Data in this exercise –
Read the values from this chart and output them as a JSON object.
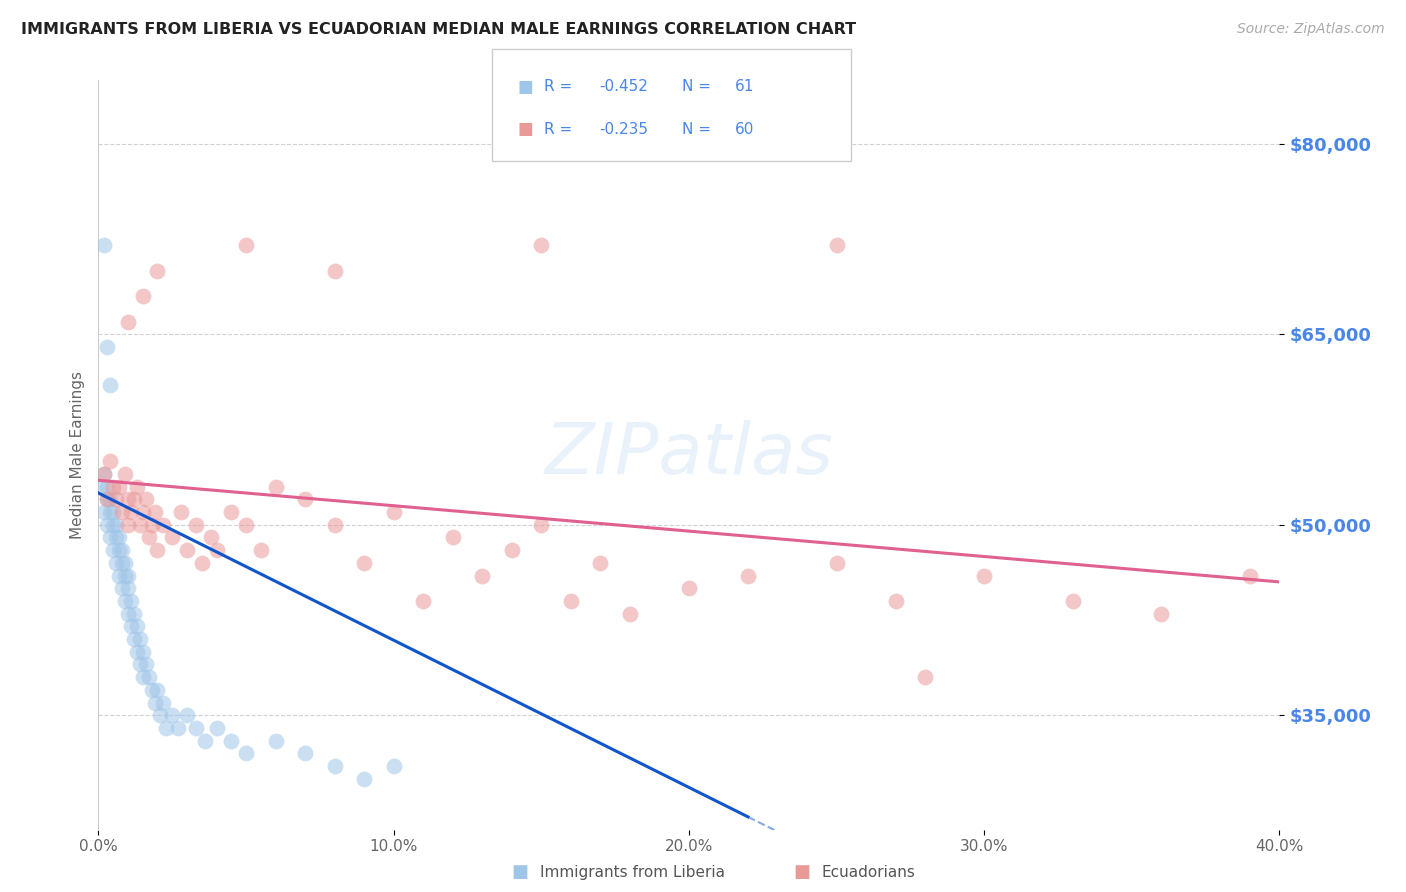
{
  "title": "IMMIGRANTS FROM LIBERIA VS ECUADORIAN MEDIAN MALE EARNINGS CORRELATION CHART",
  "source": "Source: ZipAtlas.com",
  "ylabel": "Median Male Earnings",
  "xlim": [
    0.0,
    0.4
  ],
  "ylim": [
    26000,
    85000
  ],
  "yticks": [
    35000,
    50000,
    65000,
    80000
  ],
  "ytick_labels": [
    "$35,000",
    "$50,000",
    "$65,000",
    "$80,000"
  ],
  "xtick_labels": [
    "0.0%",
    "10.0%",
    "20.0%",
    "30.0%",
    "40.0%"
  ],
  "xticks": [
    0.0,
    0.1,
    0.2,
    0.3,
    0.4
  ],
  "blue_R": -0.452,
  "blue_N": 61,
  "pink_R": -0.235,
  "pink_N": 60,
  "blue_color": "#9fc5e8",
  "pink_color": "#ea9999",
  "blue_line_color": "#1155cc",
  "pink_line_color": "#e06090",
  "background_color": "#ffffff",
  "title_color": "#222222",
  "source_color": "#aaaaaa",
  "ytick_color": "#4a86e8",
  "legend_text_color": "#4a86e8",
  "legend_label_blue": "Immigrants from Liberia",
  "legend_label_pink": "Ecuadorians",
  "blue_x": [
    0.001,
    0.002,
    0.002,
    0.003,
    0.003,
    0.003,
    0.004,
    0.004,
    0.004,
    0.005,
    0.005,
    0.005,
    0.006,
    0.006,
    0.006,
    0.007,
    0.007,
    0.007,
    0.008,
    0.008,
    0.008,
    0.009,
    0.009,
    0.009,
    0.01,
    0.01,
    0.01,
    0.011,
    0.011,
    0.012,
    0.012,
    0.013,
    0.013,
    0.014,
    0.014,
    0.015,
    0.015,
    0.016,
    0.017,
    0.018,
    0.019,
    0.02,
    0.021,
    0.022,
    0.023,
    0.025,
    0.027,
    0.03,
    0.033,
    0.036,
    0.04,
    0.045,
    0.05,
    0.06,
    0.07,
    0.08,
    0.09,
    0.1,
    0.002,
    0.003,
    0.004
  ],
  "blue_y": [
    53000,
    51000,
    54000,
    52000,
    50000,
    53000,
    51000,
    49000,
    52000,
    50000,
    48000,
    51000,
    49000,
    47000,
    50000,
    48000,
    46000,
    49000,
    47000,
    45000,
    48000,
    46000,
    44000,
    47000,
    45000,
    43000,
    46000,
    44000,
    42000,
    43000,
    41000,
    42000,
    40000,
    41000,
    39000,
    40000,
    38000,
    39000,
    38000,
    37000,
    36000,
    37000,
    35000,
    36000,
    34000,
    35000,
    34000,
    35000,
    34000,
    33000,
    34000,
    33000,
    32000,
    33000,
    32000,
    31000,
    30000,
    31000,
    72000,
    64000,
    61000
  ],
  "pink_x": [
    0.002,
    0.003,
    0.004,
    0.005,
    0.006,
    0.007,
    0.008,
    0.009,
    0.01,
    0.01,
    0.011,
    0.012,
    0.013,
    0.014,
    0.015,
    0.016,
    0.017,
    0.018,
    0.019,
    0.02,
    0.022,
    0.025,
    0.028,
    0.03,
    0.033,
    0.035,
    0.038,
    0.04,
    0.045,
    0.05,
    0.055,
    0.06,
    0.07,
    0.08,
    0.09,
    0.1,
    0.11,
    0.12,
    0.13,
    0.14,
    0.15,
    0.16,
    0.17,
    0.18,
    0.2,
    0.22,
    0.25,
    0.27,
    0.3,
    0.33,
    0.36,
    0.39,
    0.01,
    0.015,
    0.02,
    0.05,
    0.08,
    0.15,
    0.25,
    0.28
  ],
  "pink_y": [
    54000,
    52000,
    55000,
    53000,
    52000,
    53000,
    51000,
    54000,
    52000,
    50000,
    51000,
    52000,
    53000,
    50000,
    51000,
    52000,
    49000,
    50000,
    51000,
    48000,
    50000,
    49000,
    51000,
    48000,
    50000,
    47000,
    49000,
    48000,
    51000,
    50000,
    48000,
    53000,
    52000,
    50000,
    47000,
    51000,
    44000,
    49000,
    46000,
    48000,
    50000,
    44000,
    47000,
    43000,
    45000,
    46000,
    47000,
    44000,
    46000,
    44000,
    43000,
    46000,
    66000,
    68000,
    70000,
    72000,
    70000,
    72000,
    72000,
    38000
  ],
  "blue_line_x": [
    0.0,
    0.22
  ],
  "blue_line_y": [
    52500,
    27000
  ],
  "pink_line_x": [
    0.0,
    0.4
  ],
  "pink_line_y": [
    53500,
    45500
  ]
}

Requirement – The data above should be repeated exactly, minus any pictures.

Written response –
Read the values from this chart and output them as a JSON object.
{
  "title": "IMMIGRANTS FROM LIBERIA VS ECUADORIAN MEDIAN MALE EARNINGS CORRELATION CHART",
  "source": "Source: ZipAtlas.com",
  "ylabel": "Median Male Earnings",
  "xlim": [
    0.0,
    0.4
  ],
  "ylim": [
    26000,
    85000
  ],
  "yticks": [
    35000,
    50000,
    65000,
    80000
  ],
  "ytick_labels": [
    "$35,000",
    "$50,000",
    "$65,000",
    "$80,000"
  ],
  "xtick_labels": [
    "0.0%",
    "10.0%",
    "20.0%",
    "30.0%",
    "40.0%"
  ],
  "xticks": [
    0.0,
    0.1,
    0.2,
    0.3,
    0.4
  ],
  "blue_R": -0.452,
  "blue_N": 61,
  "pink_R": -0.235,
  "pink_N": 60,
  "blue_color": "#9fc5e8",
  "pink_color": "#ea9999",
  "blue_line_color": "#1155cc",
  "pink_line_color": "#e06090",
  "background_color": "#ffffff",
  "title_color": "#222222",
  "source_color": "#aaaaaa",
  "ytick_color": "#4a86e8",
  "legend_text_color": "#4a86e8",
  "legend_label_blue": "Immigrants from Liberia",
  "legend_label_pink": "Ecuadorians",
  "blue_x": [
    0.001,
    0.002,
    0.002,
    0.003,
    0.003,
    0.003,
    0.004,
    0.004,
    0.004,
    0.005,
    0.005,
    0.005,
    0.006,
    0.006,
    0.006,
    0.007,
    0.007,
    0.007,
    0.008,
    0.008,
    0.008,
    0.009,
    0.009,
    0.009,
    0.01,
    0.01,
    0.01,
    0.011,
    0.011,
    0.012,
    0.012,
    0.013,
    0.013,
    0.014,
    0.014,
    0.015,
    0.015,
    0.016,
    0.017,
    0.018,
    0.019,
    0.02,
    0.021,
    0.022,
    0.023,
    0.025,
    0.027,
    0.03,
    0.033,
    0.036,
    0.04,
    0.045,
    0.05,
    0.06,
    0.07,
    0.08,
    0.09,
    0.1,
    0.002,
    0.003,
    0.004
  ],
  "blue_y": [
    53000,
    51000,
    54000,
    52000,
    50000,
    53000,
    51000,
    49000,
    52000,
    50000,
    48000,
    51000,
    49000,
    47000,
    50000,
    48000,
    46000,
    49000,
    47000,
    45000,
    48000,
    46000,
    44000,
    47000,
    45000,
    43000,
    46000,
    44000,
    42000,
    43000,
    41000,
    42000,
    40000,
    41000,
    39000,
    40000,
    38000,
    39000,
    38000,
    37000,
    36000,
    37000,
    35000,
    36000,
    34000,
    35000,
    34000,
    35000,
    34000,
    33000,
    34000,
    33000,
    32000,
    33000,
    32000,
    31000,
    30000,
    31000,
    72000,
    64000,
    61000
  ],
  "pink_x": [
    0.002,
    0.003,
    0.004,
    0.005,
    0.006,
    0.007,
    0.008,
    0.009,
    0.01,
    0.01,
    0.011,
    0.012,
    0.013,
    0.014,
    0.015,
    0.016,
    0.017,
    0.018,
    0.019,
    0.02,
    0.022,
    0.025,
    0.028,
    0.03,
    0.033,
    0.035,
    0.038,
    0.04,
    0.045,
    0.05,
    0.055,
    0.06,
    0.07,
    0.08,
    0.09,
    0.1,
    0.11,
    0.12,
    0.13,
    0.14,
    0.15,
    0.16,
    0.17,
    0.18,
    0.2,
    0.22,
    0.25,
    0.27,
    0.3,
    0.33,
    0.36,
    0.39,
    0.01,
    0.015,
    0.02,
    0.05,
    0.08,
    0.15,
    0.25,
    0.28
  ],
  "pink_y": [
    54000,
    52000,
    55000,
    53000,
    52000,
    53000,
    51000,
    54000,
    52000,
    50000,
    51000,
    52000,
    53000,
    50000,
    51000,
    52000,
    49000,
    50000,
    51000,
    48000,
    50000,
    49000,
    51000,
    48000,
    50000,
    47000,
    49000,
    48000,
    51000,
    50000,
    48000,
    53000,
    52000,
    50000,
    47000,
    51000,
    44000,
    49000,
    46000,
    48000,
    50000,
    44000,
    47000,
    43000,
    45000,
    46000,
    47000,
    44000,
    46000,
    44000,
    43000,
    46000,
    66000,
    68000,
    70000,
    72000,
    70000,
    72000,
    72000,
    38000
  ],
  "blue_line_x": [
    0.0,
    0.22
  ],
  "blue_line_y": [
    52500,
    27000
  ],
  "pink_line_x": [
    0.0,
    0.4
  ],
  "pink_line_y": [
    53500,
    45500
  ]
}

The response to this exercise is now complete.